What is required ->
Among the records below, find each line that includes the string "cover" and copy it.

(Data records)
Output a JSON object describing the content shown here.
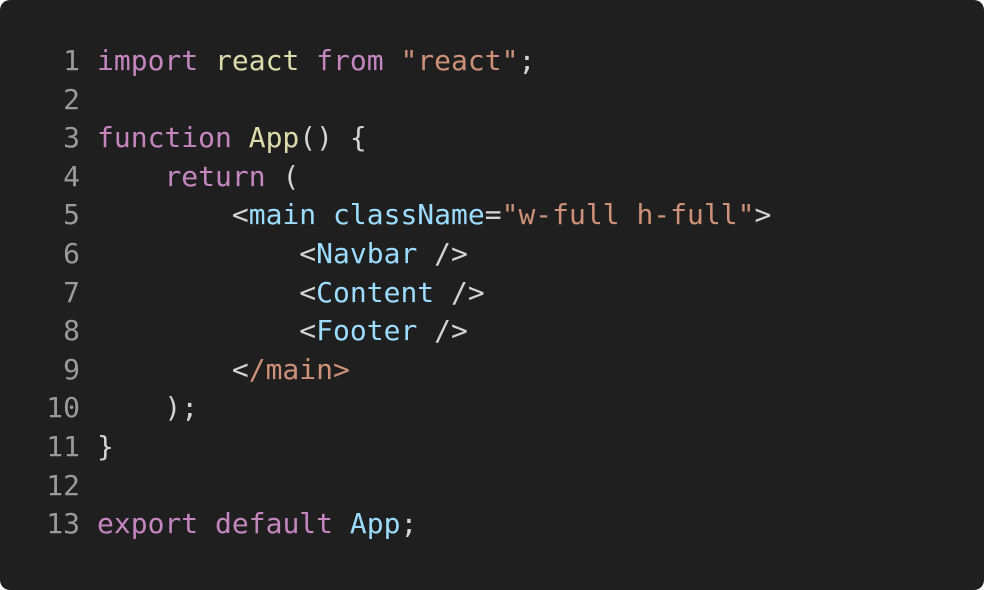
{
  "colors": {
    "background": "#1f1f1f",
    "line_number": "#9a9a9a",
    "keyword": "#c586c0",
    "identifier": "#dcdcaa",
    "string": "#ce9178",
    "punct": "#d4d4d4",
    "tag": "#9cdcfe"
  },
  "lines": [
    {
      "num": "1",
      "tokens": [
        {
          "t": "import",
          "c": "keyword"
        },
        {
          "t": " ",
          "c": "punct"
        },
        {
          "t": "react",
          "c": "identifier"
        },
        {
          "t": " ",
          "c": "punct"
        },
        {
          "t": "from",
          "c": "keyword"
        },
        {
          "t": " ",
          "c": "punct"
        },
        {
          "t": "\"react\"",
          "c": "string"
        },
        {
          "t": ";",
          "c": "punct"
        }
      ]
    },
    {
      "num": "2",
      "tokens": []
    },
    {
      "num": "3",
      "tokens": [
        {
          "t": "function",
          "c": "keyword"
        },
        {
          "t": " ",
          "c": "punct"
        },
        {
          "t": "App",
          "c": "identifier"
        },
        {
          "t": "() {",
          "c": "punct"
        }
      ]
    },
    {
      "num": "4",
      "tokens": [
        {
          "t": "    ",
          "c": "punct"
        },
        {
          "t": "return",
          "c": "keyword"
        },
        {
          "t": " (",
          "c": "punct"
        }
      ]
    },
    {
      "num": "5",
      "tokens": [
        {
          "t": "        <",
          "c": "punct"
        },
        {
          "t": "main",
          "c": "tag"
        },
        {
          "t": " ",
          "c": "punct"
        },
        {
          "t": "className",
          "c": "tag"
        },
        {
          "t": "=",
          "c": "punct"
        },
        {
          "t": "\"w-full h-full\"",
          "c": "string"
        },
        {
          "t": ">",
          "c": "punct"
        }
      ]
    },
    {
      "num": "6",
      "tokens": [
        {
          "t": "            <",
          "c": "punct"
        },
        {
          "t": "Navbar",
          "c": "tag"
        },
        {
          "t": " />",
          "c": "punct"
        }
      ]
    },
    {
      "num": "7",
      "tokens": [
        {
          "t": "            <",
          "c": "punct"
        },
        {
          "t": "Content",
          "c": "tag"
        },
        {
          "t": " />",
          "c": "punct"
        }
      ]
    },
    {
      "num": "8",
      "tokens": [
        {
          "t": "            <",
          "c": "punct"
        },
        {
          "t": "Footer",
          "c": "tag"
        },
        {
          "t": " />",
          "c": "punct"
        }
      ]
    },
    {
      "num": "9",
      "tokens": [
        {
          "t": "        <",
          "c": "punct"
        },
        {
          "t": "/main>",
          "c": "string"
        }
      ]
    },
    {
      "num": "10",
      "tokens": [
        {
          "t": "    );",
          "c": "punct"
        }
      ]
    },
    {
      "num": "11",
      "tokens": [
        {
          "t": "}",
          "c": "punct"
        }
      ]
    },
    {
      "num": "12",
      "tokens": []
    },
    {
      "num": "13",
      "tokens": [
        {
          "t": "export",
          "c": "keyword"
        },
        {
          "t": " ",
          "c": "punct"
        },
        {
          "t": "default",
          "c": "keyword"
        },
        {
          "t": " ",
          "c": "punct"
        },
        {
          "t": "App",
          "c": "tag"
        },
        {
          "t": ";",
          "c": "punct"
        }
      ]
    }
  ]
}
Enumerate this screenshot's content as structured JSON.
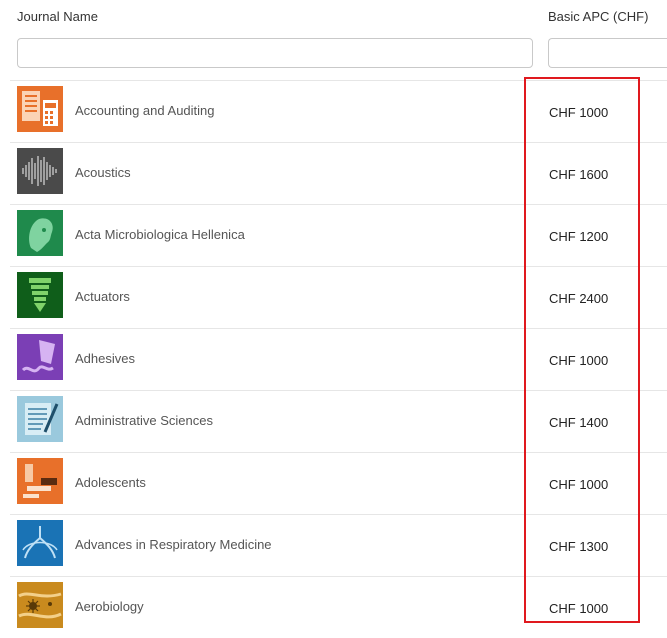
{
  "header": {
    "journal_name_label": "Journal Name",
    "apc_label": "Basic APC (CHF)"
  },
  "filters": {
    "journal_name_value": "",
    "apc_value": ""
  },
  "colors": {
    "highlight_border": "#e0191e"
  },
  "rows": [
    {
      "name": "Accounting and Auditing",
      "apc": "CHF 1000",
      "icon": "accounting-cover-icon",
      "color": "#e8702a"
    },
    {
      "name": "Acoustics",
      "apc": "CHF 1600",
      "icon": "acoustics-cover-icon",
      "color": "#4a4a4a"
    },
    {
      "name": "Acta Microbiologica Hellenica",
      "apc": "CHF 1200",
      "icon": "acta-microbiologica-cover-icon",
      "color": "#1f8a4c"
    },
    {
      "name": "Actuators",
      "apc": "CHF 2400",
      "icon": "actuators-cover-icon",
      "color": "#0f5e1a"
    },
    {
      "name": "Adhesives",
      "apc": "CHF 1000",
      "icon": "adhesives-cover-icon",
      "color": "#7b3fb5"
    },
    {
      "name": "Administrative Sciences",
      "apc": "CHF 1400",
      "icon": "administrative-sciences-cover-icon",
      "color": "#9ac9dd"
    },
    {
      "name": "Adolescents",
      "apc": "CHF 1000",
      "icon": "adolescents-cover-icon",
      "color": "#e8702a"
    },
    {
      "name": "Advances in Respiratory Medicine",
      "apc": "CHF 1300",
      "icon": "respiratory-medicine-cover-icon",
      "color": "#1a73b5"
    },
    {
      "name": "Aerobiology",
      "apc": "CHF 1000",
      "icon": "aerobiology-cover-icon",
      "color": "#c98a1e"
    }
  ]
}
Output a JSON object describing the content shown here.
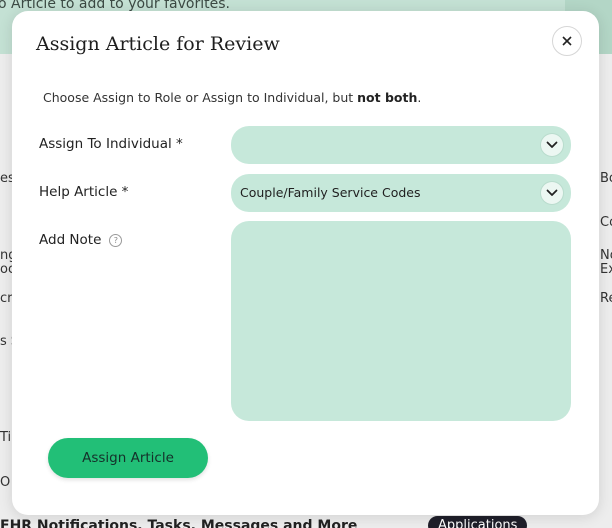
{
  "background": {
    "banner_text": "o Article to add to your favorites.",
    "left_fragments": [
      "es",
      "ng",
      "oc",
      "cri",
      "s S",
      "Ti",
      "O"
    ],
    "right_fragments": [
      "Bo",
      "Co",
      "No",
      "Ex",
      "Re"
    ],
    "bottom_text": "EHR Notifications, Tasks, Messages and More",
    "bottom_pill": "Applications"
  },
  "modal": {
    "title": "Assign Article for Review",
    "instruction_prefix": "Choose Assign to Role or Assign to Individual, but ",
    "instruction_bold": "not both",
    "instruction_suffix": ".",
    "fields": {
      "individual": {
        "label": "Assign To Individual *",
        "value": ""
      },
      "help_article": {
        "label": "Help Article *",
        "value": "Couple/Family Service Codes"
      },
      "note": {
        "label": "Add Note",
        "help_icon": "?",
        "value": ""
      }
    },
    "submit_label": "Assign Article",
    "close_icon": "close-icon"
  },
  "colors": {
    "field_bg": "#c6e8da",
    "primary": "#22bf77",
    "banner": "#c4e1d4"
  }
}
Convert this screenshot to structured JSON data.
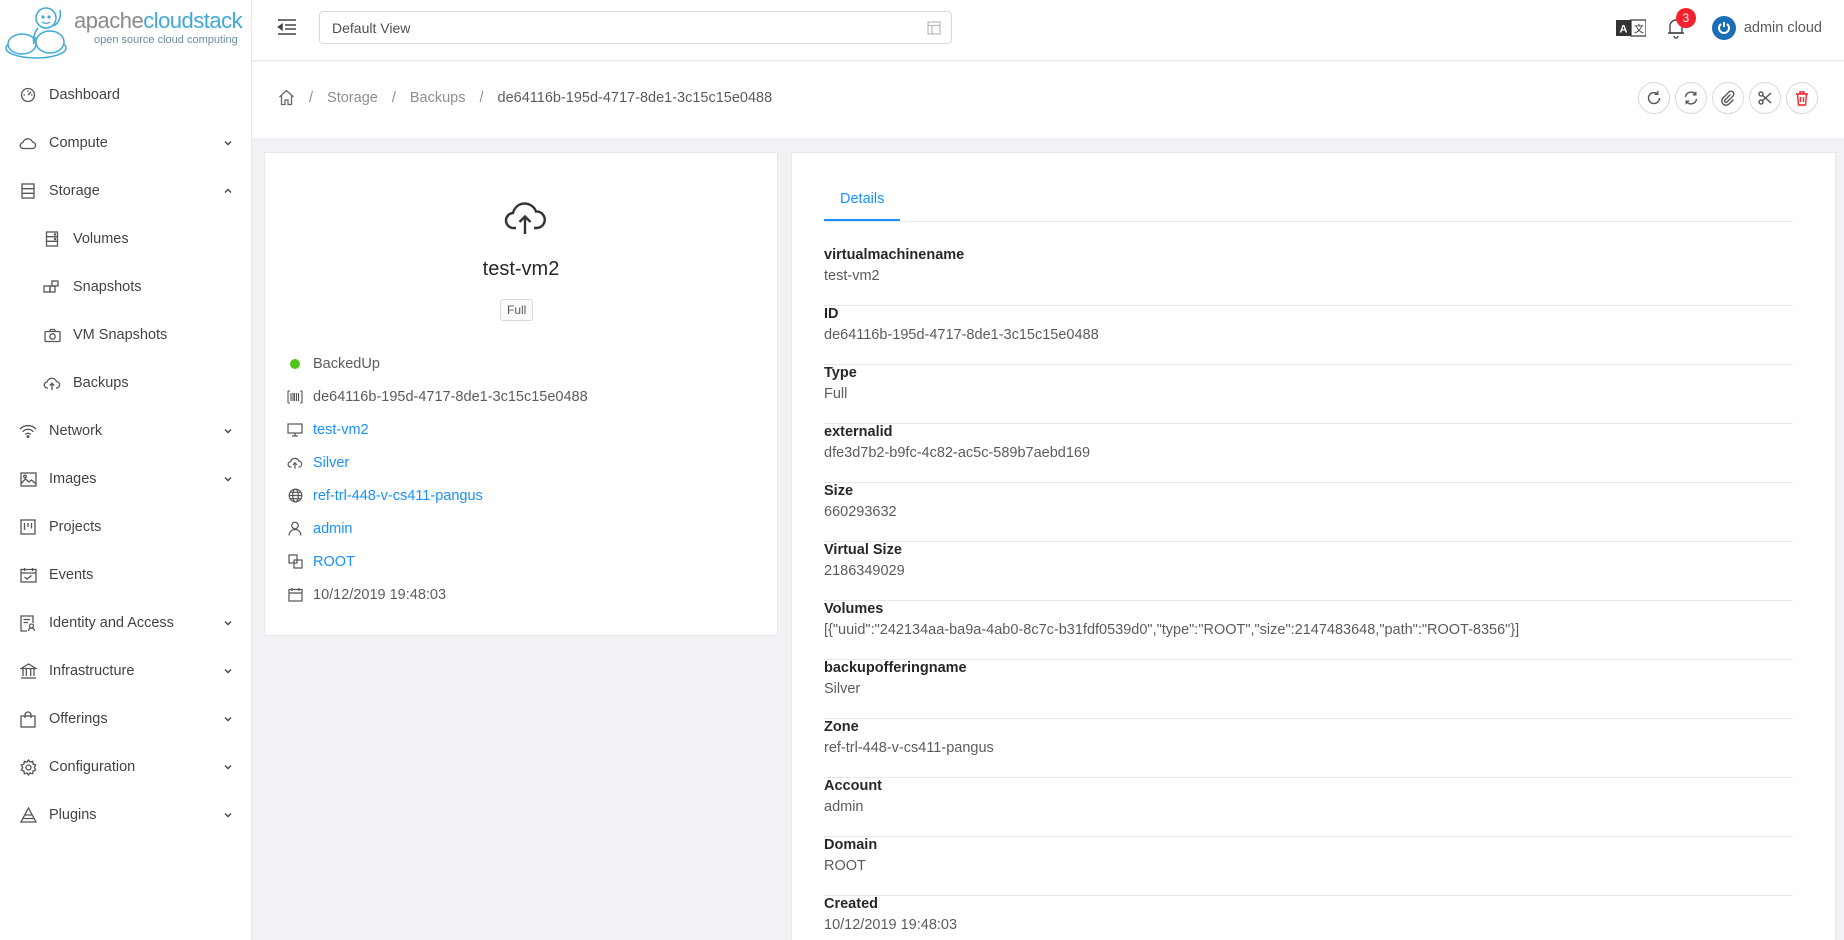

Exercise answer ->
      "icon": "accounting-cover-icon",
      "icon": "acoustics-cover-icon",
      "icon": "acta-microbiologica-cover-icon",
      "icon": "actuators-cover-icon",
      "icon": "adhesives-cover-icon",
      "icon": "administrative-sciences-cover-icon",
      "icon": "adolescents-cover-icon",
      "icon": "respiratory-medicine-cover-icon",
      "icon": "aerobiology-cover-icon",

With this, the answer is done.